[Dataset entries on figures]
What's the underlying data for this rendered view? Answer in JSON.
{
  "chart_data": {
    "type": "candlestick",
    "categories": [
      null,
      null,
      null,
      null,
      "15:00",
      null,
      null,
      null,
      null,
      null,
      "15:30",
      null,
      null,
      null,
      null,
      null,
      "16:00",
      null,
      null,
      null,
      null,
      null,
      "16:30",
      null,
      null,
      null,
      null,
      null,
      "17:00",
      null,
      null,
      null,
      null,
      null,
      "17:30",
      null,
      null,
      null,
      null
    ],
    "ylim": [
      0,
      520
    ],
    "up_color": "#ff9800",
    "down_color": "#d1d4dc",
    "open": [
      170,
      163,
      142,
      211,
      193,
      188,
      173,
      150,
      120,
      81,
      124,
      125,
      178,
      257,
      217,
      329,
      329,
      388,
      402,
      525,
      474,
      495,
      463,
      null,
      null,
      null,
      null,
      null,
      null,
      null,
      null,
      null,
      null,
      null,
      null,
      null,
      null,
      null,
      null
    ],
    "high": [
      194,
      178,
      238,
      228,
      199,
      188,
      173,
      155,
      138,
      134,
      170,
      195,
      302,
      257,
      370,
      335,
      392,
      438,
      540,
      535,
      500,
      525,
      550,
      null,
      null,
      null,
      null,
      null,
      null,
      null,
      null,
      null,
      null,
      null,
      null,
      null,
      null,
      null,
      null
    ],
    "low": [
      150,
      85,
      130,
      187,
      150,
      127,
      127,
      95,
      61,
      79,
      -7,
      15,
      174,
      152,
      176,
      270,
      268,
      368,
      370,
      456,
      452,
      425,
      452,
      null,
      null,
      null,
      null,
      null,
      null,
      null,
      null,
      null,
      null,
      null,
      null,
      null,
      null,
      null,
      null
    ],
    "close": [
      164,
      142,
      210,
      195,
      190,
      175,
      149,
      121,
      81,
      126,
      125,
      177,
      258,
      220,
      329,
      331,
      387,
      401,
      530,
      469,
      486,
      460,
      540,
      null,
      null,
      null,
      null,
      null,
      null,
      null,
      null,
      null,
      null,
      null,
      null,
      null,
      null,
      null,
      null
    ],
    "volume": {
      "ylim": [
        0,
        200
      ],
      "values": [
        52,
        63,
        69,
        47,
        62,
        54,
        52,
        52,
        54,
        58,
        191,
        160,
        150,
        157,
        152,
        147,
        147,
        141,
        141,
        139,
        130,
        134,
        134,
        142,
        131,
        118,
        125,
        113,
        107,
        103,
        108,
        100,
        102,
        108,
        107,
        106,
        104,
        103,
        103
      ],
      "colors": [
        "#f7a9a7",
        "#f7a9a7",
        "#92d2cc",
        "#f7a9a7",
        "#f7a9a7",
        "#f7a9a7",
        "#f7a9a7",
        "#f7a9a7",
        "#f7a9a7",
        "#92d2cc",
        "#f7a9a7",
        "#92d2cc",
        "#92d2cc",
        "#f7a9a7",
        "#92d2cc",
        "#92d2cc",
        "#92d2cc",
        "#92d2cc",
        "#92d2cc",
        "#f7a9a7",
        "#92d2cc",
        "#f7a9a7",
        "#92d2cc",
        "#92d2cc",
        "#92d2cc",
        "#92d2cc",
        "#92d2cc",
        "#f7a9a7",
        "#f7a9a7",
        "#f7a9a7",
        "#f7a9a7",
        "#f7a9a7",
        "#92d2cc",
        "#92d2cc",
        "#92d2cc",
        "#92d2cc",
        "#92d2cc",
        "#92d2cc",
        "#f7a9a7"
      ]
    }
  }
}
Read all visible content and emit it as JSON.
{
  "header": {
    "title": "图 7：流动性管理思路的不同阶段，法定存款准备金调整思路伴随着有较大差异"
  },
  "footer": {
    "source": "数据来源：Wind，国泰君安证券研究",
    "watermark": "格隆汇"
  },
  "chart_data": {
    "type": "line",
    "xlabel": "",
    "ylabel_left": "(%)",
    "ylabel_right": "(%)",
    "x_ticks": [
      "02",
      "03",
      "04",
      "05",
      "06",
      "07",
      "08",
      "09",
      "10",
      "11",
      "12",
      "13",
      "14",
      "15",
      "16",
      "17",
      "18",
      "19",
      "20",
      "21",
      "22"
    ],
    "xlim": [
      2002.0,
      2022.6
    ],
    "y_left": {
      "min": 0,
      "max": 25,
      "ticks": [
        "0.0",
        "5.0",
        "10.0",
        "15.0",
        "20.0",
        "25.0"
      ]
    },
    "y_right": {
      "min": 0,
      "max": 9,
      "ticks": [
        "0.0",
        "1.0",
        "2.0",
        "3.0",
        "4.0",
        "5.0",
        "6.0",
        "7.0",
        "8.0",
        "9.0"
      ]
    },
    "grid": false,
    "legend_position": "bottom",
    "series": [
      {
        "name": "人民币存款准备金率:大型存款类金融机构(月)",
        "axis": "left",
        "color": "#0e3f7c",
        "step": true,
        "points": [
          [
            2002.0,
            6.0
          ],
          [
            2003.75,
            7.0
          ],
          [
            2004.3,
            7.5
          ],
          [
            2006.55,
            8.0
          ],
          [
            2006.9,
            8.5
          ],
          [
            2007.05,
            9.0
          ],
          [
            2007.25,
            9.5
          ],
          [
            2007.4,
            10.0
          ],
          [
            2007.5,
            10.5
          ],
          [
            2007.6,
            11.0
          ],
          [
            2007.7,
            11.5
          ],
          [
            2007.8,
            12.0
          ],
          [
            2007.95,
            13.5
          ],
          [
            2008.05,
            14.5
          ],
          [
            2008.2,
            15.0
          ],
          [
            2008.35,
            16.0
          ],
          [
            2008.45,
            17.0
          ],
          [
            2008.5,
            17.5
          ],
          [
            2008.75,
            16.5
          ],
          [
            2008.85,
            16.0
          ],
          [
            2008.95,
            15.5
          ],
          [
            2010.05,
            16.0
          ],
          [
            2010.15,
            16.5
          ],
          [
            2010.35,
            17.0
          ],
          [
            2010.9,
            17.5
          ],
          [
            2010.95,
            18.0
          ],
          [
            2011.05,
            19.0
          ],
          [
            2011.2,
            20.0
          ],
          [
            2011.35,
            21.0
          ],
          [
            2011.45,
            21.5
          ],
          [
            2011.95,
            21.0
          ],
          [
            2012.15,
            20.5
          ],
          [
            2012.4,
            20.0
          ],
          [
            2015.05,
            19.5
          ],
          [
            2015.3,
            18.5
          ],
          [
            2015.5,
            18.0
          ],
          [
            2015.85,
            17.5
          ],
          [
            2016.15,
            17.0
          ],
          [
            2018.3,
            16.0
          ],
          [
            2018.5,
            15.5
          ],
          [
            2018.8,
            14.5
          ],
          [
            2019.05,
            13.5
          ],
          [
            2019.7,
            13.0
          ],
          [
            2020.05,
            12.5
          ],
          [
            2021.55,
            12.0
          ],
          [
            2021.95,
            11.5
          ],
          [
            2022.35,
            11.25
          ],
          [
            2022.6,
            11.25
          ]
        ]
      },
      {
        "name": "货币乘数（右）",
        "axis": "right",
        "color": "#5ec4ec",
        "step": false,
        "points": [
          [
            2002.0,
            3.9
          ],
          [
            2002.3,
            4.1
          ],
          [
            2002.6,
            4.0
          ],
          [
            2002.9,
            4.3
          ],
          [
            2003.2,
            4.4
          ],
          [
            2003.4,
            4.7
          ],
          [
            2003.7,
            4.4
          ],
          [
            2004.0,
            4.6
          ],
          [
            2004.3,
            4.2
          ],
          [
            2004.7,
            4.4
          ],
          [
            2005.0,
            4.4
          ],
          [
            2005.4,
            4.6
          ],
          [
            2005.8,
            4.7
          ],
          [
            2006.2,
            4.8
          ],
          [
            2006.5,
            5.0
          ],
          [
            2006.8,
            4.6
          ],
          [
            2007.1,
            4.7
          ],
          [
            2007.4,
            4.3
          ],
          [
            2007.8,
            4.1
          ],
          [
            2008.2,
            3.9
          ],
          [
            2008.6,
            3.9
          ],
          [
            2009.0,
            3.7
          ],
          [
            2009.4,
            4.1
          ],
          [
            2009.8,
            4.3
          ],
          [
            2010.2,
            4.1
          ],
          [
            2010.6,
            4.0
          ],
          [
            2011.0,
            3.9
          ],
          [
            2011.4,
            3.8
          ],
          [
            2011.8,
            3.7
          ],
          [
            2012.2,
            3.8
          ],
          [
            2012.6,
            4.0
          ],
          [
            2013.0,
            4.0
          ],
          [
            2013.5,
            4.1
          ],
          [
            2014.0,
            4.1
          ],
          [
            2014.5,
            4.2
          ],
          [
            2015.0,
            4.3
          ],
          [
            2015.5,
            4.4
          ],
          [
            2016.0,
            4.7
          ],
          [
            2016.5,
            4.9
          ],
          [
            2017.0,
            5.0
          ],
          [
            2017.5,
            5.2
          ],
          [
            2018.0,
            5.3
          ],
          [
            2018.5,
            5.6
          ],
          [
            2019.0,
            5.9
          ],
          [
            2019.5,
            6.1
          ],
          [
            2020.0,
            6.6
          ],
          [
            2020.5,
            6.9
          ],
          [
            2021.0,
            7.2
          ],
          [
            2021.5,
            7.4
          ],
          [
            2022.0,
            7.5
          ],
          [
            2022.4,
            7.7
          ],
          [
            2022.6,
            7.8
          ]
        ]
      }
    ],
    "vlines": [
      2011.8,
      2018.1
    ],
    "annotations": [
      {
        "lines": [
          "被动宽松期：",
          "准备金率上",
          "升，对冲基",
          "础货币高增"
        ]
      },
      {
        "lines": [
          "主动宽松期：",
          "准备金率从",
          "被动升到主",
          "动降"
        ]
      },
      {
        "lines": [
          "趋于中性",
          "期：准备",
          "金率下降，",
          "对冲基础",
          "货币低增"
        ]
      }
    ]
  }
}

## TASK TO CARRY OUT
Each line that holds the word "name" should be extracted from the records.

## FINISHED ANSWER
        "name": "人民币存款准备金率:大型存款类金融机构(月)",
        "name": "货币乘数（右）",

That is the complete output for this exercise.